## Okuma parçası
◇ ◇ ◇

(E) Albay ÖZNUR YILMAZ yazdı: "Teğmenlerin Atılması… TSK’daki Atatürkçü Subaylara Gözdağı mı?.."

-Aşağıdaki metinde koyu renk ile belirtilmiş bütün cümleler, BAŞKOMUTAN GAZİ MUSTAFA KEMAL ATATÜRK’ün kaleme aldığı “Zabit ve Kumandan ile Hasbihal-Subay ve Kumadan ile Sohbet- ” Kitabından alıntıdır.-

Önce…

10 Kasım 2023…. Tuzla Piyade Okulu’nda Atatürk’ü Anma Töreni’nde neler oldu?

Törende bir teğmen iğne bulamaz!

…Ve Atatürk rozetini yakasına takmaz!

Bu teğmen, bazı silahdaşları tarafından hemen uyarılır.

Teğmenler arasında bir iğne bulunamaması! İle başlayan tartışmalar, WhatsApp mesajlarına taşınır.

…Ve iğne bulamayan! Teğmen ile ona tepki veren teğmenlerin TSK’dan ilişiği kesilir. Komutanlarının ise görev yerleri değişir.

*

İĞNEYİ KENDİMİZE ÇUVALDIZI BAŞKASINA BATIRALIM!

4 Temmuz 2003 ‘de Süleymaniye’de ‘Çuval Geçirme Hadisesi’ ile başlayan ve 15 Temmuz 2016’da ayyuka çıkan TSK’ya sızan cemaat yapılanması ile bugün görünen köy;

TSK’da olay çıkarmak kolay!

Atatürkçü subaylar bu olaya tepki verdiğinde ise ‘olay çıkarmak ile suçlanıp’ TSK dan ilişiklerinin kesilmesi daha kolay!

*

TSK’da Atatürkçü Subayların işi git gide daha da zorlaşıyor.

15 Temmuz sonrasında Atatürkçü Subaylar;

Fetö hainlerinden kalan artıklarıyla,

Fetö'yle herhangi bir bağının olmadığı emniyet birimleri tarafından teyit edilmesine rağmen, sicil amirleri Komutanları tarafından ‘Fetö Mobbing’ine maruz bırakılmakla,

‘Fetöcüsün iftiraları ve "seni şikâyet edeceğim" tehditleriyle boğuşmaktadır.

*

1O Kasım Atatürk’ü Anma Töreninde Tuzla Piyade Okulu’nda yaşanan bu olayın ‘sosyal psikolojisinin’  TSK’ya kısa ve uzun vadedeki etkisi göz ardı edilmemelidir.

Sosyal psikoloji; yaşanan bir olayın ikili ilişkiler, grup davranışları üzerine tutum ve etkilerini, sosyal algı ve benlik etkileşimini inceler.

◇ ◇ ◇

## Çıkarılan veriler
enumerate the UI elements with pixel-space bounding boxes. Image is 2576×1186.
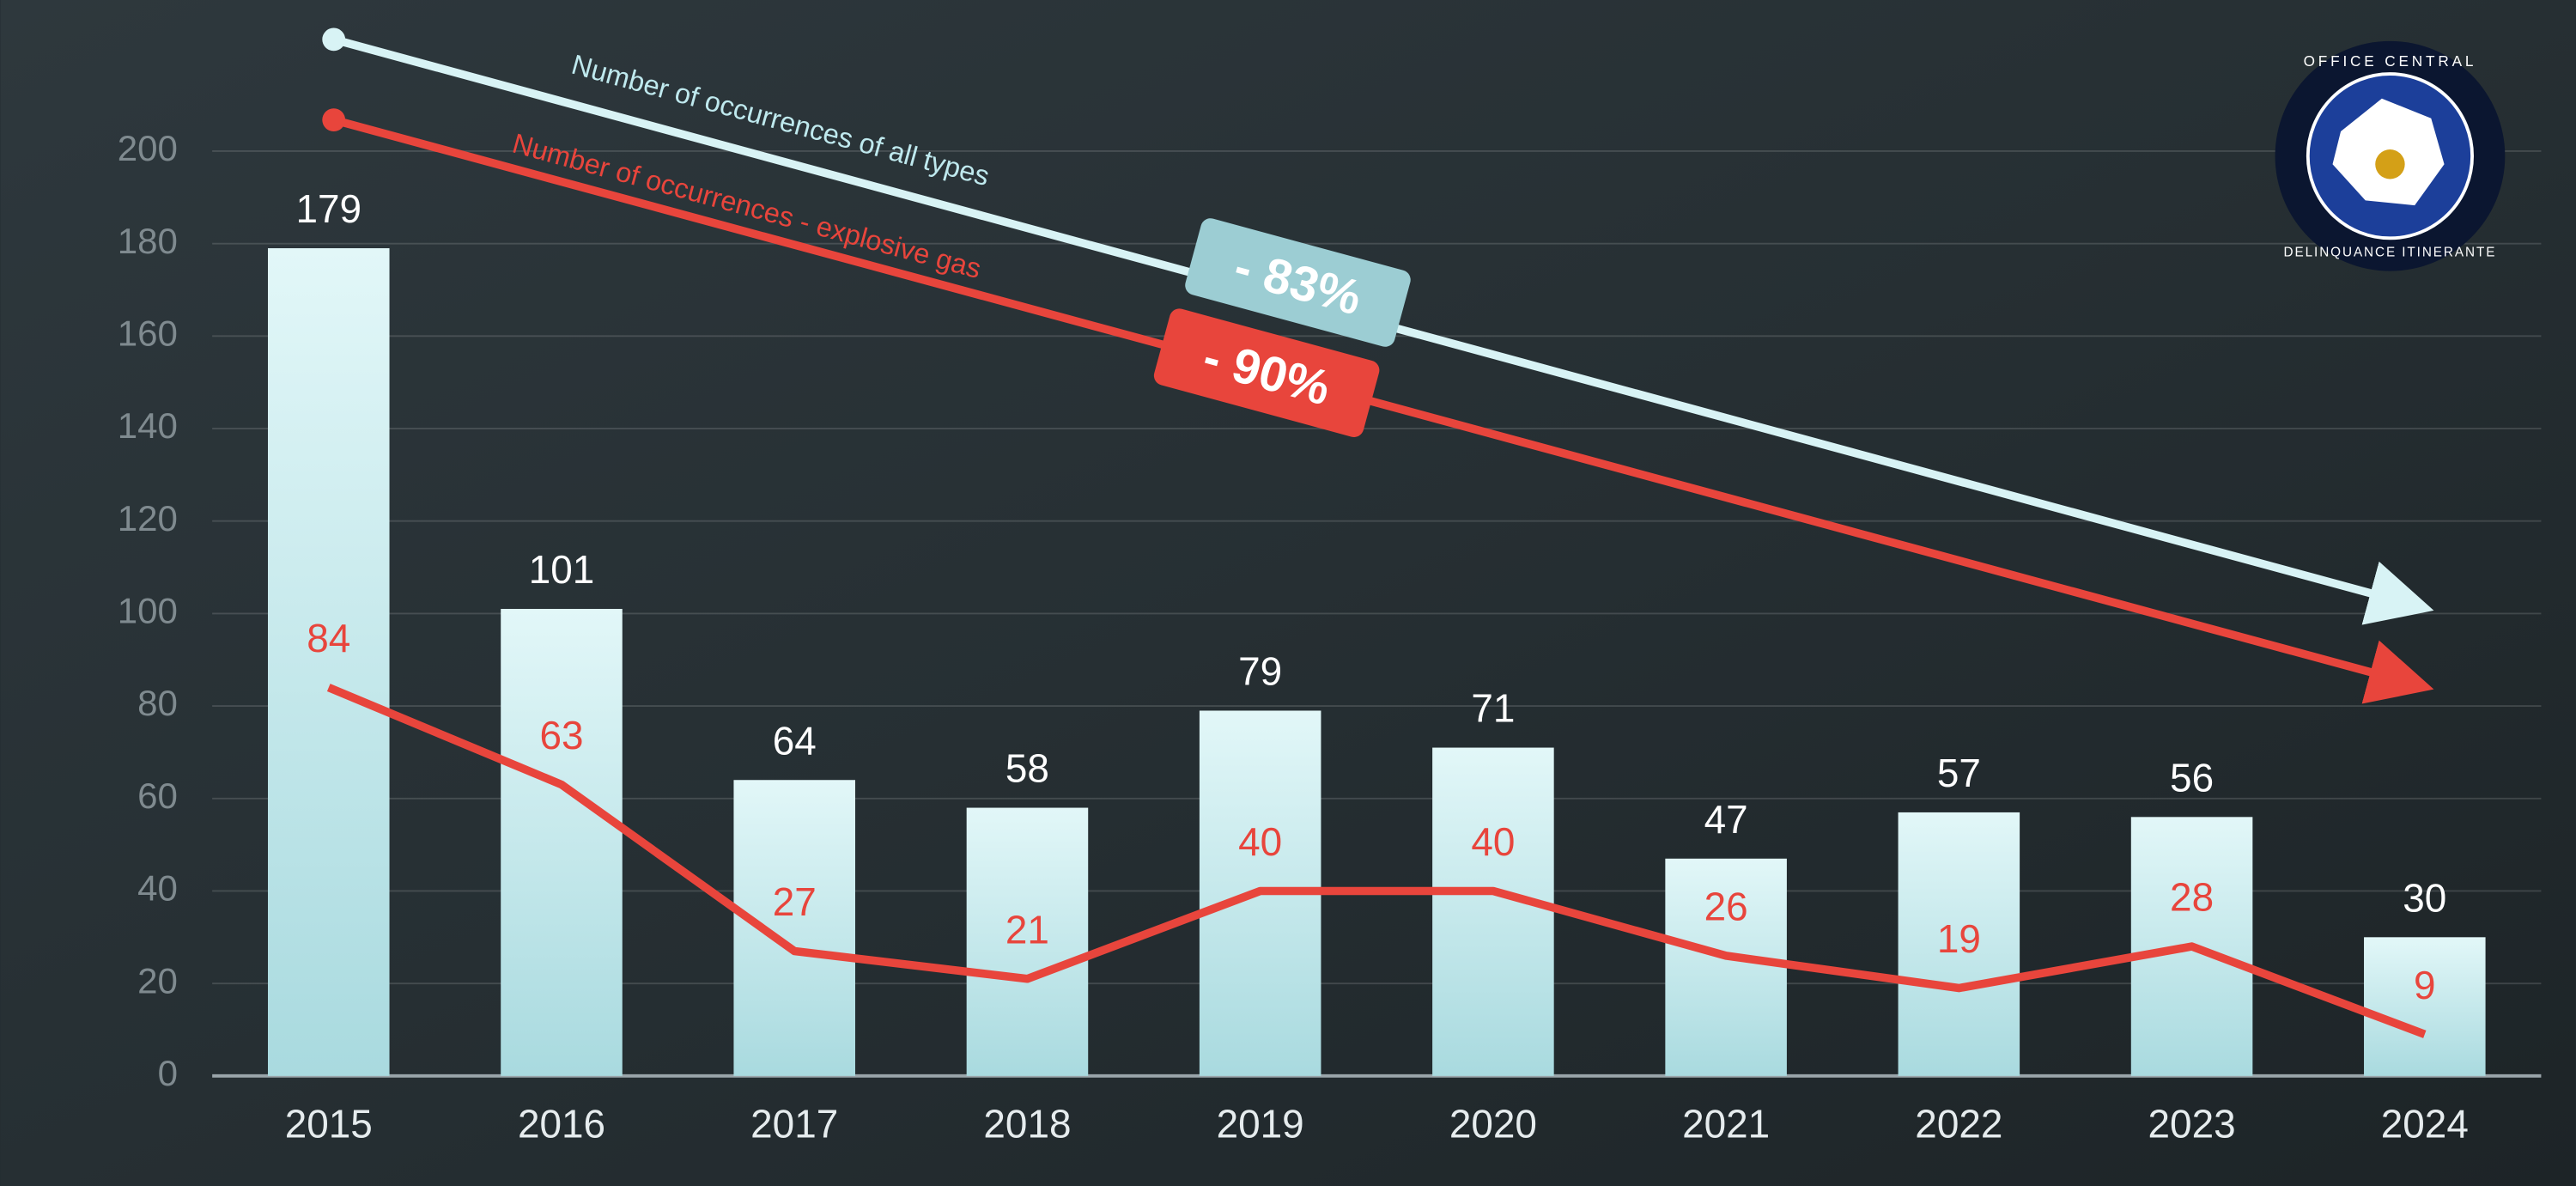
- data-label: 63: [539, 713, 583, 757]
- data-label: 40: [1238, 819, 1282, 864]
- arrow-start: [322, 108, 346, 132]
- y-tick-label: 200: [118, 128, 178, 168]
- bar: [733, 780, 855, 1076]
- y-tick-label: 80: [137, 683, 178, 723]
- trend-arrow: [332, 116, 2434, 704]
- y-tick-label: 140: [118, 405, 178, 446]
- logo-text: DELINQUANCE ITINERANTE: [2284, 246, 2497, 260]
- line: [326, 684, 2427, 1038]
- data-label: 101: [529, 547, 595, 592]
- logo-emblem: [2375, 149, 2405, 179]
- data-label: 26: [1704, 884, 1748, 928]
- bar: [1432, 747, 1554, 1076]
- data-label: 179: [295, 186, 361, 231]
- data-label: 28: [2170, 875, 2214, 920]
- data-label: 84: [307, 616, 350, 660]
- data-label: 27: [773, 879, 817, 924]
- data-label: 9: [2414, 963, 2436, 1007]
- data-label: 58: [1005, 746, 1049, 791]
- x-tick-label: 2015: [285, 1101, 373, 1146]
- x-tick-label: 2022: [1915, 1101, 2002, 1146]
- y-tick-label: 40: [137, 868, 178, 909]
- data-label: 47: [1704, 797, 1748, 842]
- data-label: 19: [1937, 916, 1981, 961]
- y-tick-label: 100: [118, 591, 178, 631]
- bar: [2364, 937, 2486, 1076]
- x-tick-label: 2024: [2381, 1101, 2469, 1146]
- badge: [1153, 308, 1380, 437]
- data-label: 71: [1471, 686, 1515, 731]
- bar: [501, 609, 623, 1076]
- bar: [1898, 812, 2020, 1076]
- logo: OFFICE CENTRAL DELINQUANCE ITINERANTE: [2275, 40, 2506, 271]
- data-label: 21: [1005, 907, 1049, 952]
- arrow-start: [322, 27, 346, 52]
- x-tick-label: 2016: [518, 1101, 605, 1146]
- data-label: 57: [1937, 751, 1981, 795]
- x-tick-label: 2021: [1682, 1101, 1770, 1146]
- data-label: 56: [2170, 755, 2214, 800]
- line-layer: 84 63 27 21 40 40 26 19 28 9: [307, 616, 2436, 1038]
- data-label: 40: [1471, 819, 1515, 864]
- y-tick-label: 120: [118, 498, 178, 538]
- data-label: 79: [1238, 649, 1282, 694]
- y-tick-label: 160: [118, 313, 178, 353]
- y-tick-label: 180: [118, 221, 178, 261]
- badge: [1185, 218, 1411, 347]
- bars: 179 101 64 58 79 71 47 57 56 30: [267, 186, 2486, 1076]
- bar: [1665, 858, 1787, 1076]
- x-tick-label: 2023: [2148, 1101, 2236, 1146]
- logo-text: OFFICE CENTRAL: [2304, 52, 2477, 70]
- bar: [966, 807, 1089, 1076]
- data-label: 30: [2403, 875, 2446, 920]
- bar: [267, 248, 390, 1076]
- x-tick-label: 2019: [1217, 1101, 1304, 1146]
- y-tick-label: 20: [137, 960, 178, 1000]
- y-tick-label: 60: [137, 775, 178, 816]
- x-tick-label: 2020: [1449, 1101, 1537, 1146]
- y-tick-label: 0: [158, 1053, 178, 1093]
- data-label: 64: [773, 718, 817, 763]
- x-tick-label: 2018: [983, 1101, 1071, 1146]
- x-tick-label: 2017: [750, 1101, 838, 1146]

◇ ◇ ◇

## Kısa alıştırma A
Kayıtlarda "- data-label: 63: [539, 713, 583, 757]" içeren satırdan "- y-tick-label: 80: [137, 683, 178, 723]" içeren satıra kadar, iki uç da dahil olmak üzere, her şeyi satır numarası için Sıra, satırın kendisi için Kayıt sütunu bulunan bir Markdown tablosu olarak düzenleyin ve boş satırları dışarıda bırakın.
## Kısa alıştırma B
Teğmenlerin TSK'dan ilişiğinin kesilmesini konu alan yazıyı kaldığı yerden sürdürün.
Metin ile kayıtlar arasında hiçbir bağlantı yoktur.

## Yazılı yanıt A
| Sıra | Kayıt |
|---|---|
| 1 | - data-label: 63: [539, 713, 583, 757] |
| 2 | - data-label: 40: [1238, 819, 1282, 864] |
| 3 | - arrow-start: [322, 108, 346, 132] |
| 4 | - y-tick-label: 200: [118, 128, 178, 168] |
| 5 | - bar: [733, 780, 855, 1076] |
| 6 | - y-tick-label: 80: [137, 683, 178, 723] |

## Yazılı yanıt B
*

Olay çıkaran ile olaya müdahale edenlerin beraber ihraç edilmesi, TSK’da münferit bir olay gibi algılanmamalı…

Yoksa bu durum… TSK’DAKİ ATATÜRKÇÜ SUBAYLARA GÖZDAĞI mı?

SUS!

ATATÜRK’E SAYGISIZLIĞA SESİNİ ÇIKARMA!

HATIRLA...

TSK’DA İHRAÇ KAPISI; SADECE OLAY ÇIKARANA DEĞİL, OLAYA TEPKİ VERENE DE AÇIK!

*

Bu durumda…

Atatürk’ün izinden giden şerefli her TÜRK SUBAYI,

Birçok geleneğe bağlı olarak gelişen, olgunlaşan askeri disiplin duygusu ile

Başkomutanı ATATÜRK’e saygısızlık yapana tepki de mi veremeyecek?

“Nerede senin Atatürk rozetin” diye de mi soramayacak?

Yoksa… Subay TSK’dan -aman- ihraç edilirim diye bir yanlışı görüp de -maazallah- görmemezliğe mi gelecek?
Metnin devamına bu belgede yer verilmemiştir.